= QUOTED TEXT =
%%

[Date Prev][Date Next][Thread Prev][Thread Next][Date Index][Thread Index]

Re: [Condor-users] Partitionable Slot Starvation



On 8/15/2012 4:49 PM, William Strecker-Kellogg wrote:

Each execute machine is 24-core and configured thus:

SLOT_TYPE_1 = cpus=16, ram=2/3, swap=2/3, disk=2/3
SLOT_TYPE_2 = cpus=auto, ram=auto, swap=auto, disk=auto

SLOT_TYPE_1_PARTITIONABLE = True

NUM_SLOTS_TYPE_1 = 1
NUM_SLOTS_TYPE_2 = 8

so we have a combination of partitionable and regular slots.

[snip]
Enter the defrag daemon. As I understand it, it was designed to prevent
this kind of starvation.  I configured it as follows:

DAEMON_LIST = $(DAEMON_LIST) DEFRAG
DEFRAG_INTERVAL = 90
DEFRAG_DRAINING_MACHINES_PER_HOUR = 12.0
DEFRAG_MAX_WHOLE_MACHINES = 4
DEFRAG_MAX_CONCURRENT_DRAINING = 4

Does anyone who has had experience setting up & running this have any
pointers or feedback?

%%

= GIVEN ENTRIES =
%%

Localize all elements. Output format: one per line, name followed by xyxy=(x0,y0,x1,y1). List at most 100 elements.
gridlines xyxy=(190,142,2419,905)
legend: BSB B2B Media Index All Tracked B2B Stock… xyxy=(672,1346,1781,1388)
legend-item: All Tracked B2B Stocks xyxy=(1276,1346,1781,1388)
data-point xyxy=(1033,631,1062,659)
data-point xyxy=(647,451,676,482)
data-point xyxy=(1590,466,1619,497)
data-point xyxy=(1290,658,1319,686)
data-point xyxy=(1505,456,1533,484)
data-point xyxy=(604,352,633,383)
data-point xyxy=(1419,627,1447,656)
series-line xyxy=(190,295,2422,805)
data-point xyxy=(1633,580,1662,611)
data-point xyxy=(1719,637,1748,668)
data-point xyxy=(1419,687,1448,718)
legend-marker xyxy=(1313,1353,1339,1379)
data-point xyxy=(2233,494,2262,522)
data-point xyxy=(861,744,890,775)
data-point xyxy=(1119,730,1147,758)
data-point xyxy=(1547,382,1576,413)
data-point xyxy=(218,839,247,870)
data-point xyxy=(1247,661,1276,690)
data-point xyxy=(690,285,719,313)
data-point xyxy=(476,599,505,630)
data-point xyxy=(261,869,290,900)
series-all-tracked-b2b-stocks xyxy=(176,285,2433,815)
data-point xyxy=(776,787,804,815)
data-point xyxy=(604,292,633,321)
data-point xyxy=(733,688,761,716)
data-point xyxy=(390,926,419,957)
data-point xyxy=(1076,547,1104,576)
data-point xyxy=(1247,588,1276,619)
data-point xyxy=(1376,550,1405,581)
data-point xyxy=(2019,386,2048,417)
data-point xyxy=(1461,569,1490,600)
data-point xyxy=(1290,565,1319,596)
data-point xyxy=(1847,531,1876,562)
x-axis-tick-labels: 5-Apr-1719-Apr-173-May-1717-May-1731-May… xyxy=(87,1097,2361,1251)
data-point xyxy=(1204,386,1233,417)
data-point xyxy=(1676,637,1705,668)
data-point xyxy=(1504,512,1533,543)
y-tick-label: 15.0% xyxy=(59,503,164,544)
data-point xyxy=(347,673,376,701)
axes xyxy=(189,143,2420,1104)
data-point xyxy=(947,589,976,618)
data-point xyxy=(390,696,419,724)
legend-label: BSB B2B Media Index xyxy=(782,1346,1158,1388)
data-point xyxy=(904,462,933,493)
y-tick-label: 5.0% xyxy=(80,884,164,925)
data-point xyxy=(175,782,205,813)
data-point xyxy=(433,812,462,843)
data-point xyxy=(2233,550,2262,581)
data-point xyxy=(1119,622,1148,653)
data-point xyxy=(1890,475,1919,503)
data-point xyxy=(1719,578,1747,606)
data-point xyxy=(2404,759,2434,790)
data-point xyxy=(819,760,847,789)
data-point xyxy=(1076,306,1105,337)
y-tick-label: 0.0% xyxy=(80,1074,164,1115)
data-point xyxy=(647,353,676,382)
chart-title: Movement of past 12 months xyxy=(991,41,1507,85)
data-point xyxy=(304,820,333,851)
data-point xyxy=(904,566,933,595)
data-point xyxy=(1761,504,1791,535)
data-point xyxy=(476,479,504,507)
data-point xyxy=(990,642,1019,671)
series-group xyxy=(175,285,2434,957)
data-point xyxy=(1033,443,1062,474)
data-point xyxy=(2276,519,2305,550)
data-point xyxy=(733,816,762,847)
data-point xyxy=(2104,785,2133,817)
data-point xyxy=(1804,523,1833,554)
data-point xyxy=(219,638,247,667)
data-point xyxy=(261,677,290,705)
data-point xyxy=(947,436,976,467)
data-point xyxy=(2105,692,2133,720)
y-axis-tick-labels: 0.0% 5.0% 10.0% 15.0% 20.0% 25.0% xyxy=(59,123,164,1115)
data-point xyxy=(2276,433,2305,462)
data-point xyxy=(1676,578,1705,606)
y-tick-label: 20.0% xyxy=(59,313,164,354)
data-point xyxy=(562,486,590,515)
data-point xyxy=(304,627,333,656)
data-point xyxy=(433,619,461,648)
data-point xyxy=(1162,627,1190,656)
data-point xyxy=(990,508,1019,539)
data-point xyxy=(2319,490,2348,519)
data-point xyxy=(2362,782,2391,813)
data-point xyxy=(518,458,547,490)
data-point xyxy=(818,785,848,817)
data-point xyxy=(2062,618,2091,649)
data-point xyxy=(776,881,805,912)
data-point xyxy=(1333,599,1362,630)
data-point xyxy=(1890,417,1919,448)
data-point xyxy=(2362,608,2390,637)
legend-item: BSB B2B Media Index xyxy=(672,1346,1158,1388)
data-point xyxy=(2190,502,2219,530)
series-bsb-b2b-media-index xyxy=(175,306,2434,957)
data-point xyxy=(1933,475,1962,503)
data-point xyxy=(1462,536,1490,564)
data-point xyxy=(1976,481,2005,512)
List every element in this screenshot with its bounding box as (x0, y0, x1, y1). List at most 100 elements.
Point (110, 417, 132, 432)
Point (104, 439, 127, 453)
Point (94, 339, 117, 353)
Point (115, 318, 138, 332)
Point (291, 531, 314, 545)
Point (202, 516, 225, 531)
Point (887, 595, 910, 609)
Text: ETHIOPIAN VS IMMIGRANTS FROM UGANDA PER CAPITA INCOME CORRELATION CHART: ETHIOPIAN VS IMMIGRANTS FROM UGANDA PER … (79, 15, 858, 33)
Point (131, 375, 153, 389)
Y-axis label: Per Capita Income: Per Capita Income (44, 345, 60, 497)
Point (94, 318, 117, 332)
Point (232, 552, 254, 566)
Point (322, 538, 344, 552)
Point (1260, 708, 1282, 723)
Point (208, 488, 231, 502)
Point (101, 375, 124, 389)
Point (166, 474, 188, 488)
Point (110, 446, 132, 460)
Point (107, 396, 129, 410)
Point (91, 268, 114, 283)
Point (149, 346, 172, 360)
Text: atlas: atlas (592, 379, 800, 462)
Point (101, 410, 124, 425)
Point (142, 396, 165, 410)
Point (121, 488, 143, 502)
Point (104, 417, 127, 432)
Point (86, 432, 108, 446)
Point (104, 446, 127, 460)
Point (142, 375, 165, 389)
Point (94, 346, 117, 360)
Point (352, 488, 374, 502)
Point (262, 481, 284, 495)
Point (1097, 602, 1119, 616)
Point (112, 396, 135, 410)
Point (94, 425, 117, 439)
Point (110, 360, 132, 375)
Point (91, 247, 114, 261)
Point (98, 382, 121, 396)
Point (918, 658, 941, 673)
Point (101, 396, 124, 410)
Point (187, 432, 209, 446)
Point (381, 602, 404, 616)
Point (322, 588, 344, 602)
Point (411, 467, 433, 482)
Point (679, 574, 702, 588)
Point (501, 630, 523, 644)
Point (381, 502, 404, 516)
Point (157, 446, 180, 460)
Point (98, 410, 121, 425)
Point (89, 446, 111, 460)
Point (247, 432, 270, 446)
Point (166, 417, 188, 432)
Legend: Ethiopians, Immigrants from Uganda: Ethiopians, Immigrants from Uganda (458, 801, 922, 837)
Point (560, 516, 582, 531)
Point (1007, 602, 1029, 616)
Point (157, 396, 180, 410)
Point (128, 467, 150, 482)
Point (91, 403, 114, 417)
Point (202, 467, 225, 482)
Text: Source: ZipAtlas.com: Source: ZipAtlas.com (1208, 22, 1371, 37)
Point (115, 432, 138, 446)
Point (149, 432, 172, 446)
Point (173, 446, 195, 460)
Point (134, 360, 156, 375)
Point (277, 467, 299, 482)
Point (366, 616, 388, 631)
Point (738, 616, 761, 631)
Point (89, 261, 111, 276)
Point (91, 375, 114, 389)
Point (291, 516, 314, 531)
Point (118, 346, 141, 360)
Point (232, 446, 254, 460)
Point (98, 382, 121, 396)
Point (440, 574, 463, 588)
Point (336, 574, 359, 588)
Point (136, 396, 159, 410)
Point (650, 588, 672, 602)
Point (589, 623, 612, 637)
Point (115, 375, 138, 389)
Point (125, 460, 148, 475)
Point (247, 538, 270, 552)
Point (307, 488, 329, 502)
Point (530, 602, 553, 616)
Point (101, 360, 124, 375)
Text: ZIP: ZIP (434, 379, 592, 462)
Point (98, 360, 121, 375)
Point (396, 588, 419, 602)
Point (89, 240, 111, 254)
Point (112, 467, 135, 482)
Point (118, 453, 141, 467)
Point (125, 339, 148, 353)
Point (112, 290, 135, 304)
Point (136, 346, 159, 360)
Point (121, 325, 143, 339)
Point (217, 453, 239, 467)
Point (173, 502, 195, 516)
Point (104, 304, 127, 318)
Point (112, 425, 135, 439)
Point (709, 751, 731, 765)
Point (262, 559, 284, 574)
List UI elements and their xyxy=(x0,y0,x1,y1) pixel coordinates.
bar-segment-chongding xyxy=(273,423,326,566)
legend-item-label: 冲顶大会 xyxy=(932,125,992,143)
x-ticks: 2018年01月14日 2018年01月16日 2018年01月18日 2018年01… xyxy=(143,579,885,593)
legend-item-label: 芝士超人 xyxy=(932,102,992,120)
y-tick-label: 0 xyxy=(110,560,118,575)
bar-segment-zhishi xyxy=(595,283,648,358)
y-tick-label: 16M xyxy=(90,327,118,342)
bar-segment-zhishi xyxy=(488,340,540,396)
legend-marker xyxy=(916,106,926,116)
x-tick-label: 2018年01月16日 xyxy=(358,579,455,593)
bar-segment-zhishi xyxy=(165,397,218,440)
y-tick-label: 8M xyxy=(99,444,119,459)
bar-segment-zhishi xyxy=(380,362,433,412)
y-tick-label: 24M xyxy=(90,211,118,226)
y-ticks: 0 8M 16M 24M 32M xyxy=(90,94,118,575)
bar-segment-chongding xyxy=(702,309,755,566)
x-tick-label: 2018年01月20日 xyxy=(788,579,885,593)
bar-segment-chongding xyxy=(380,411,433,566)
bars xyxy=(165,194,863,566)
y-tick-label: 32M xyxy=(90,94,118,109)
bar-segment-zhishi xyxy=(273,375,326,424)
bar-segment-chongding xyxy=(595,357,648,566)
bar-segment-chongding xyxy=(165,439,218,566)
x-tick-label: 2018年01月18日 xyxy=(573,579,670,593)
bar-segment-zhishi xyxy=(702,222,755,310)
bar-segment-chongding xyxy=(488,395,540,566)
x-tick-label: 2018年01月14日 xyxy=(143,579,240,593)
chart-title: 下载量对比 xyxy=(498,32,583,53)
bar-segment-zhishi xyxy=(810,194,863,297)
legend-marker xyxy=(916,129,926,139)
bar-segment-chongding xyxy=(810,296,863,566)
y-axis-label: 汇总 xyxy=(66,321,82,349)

%%

= GIVEN INSTRUCTION =
In the Condor mailing-list message, what value is DEFRAG_DRAINING_MACHINES_PER_HOUR set to, please?

= TASK SOLUTION =
12.0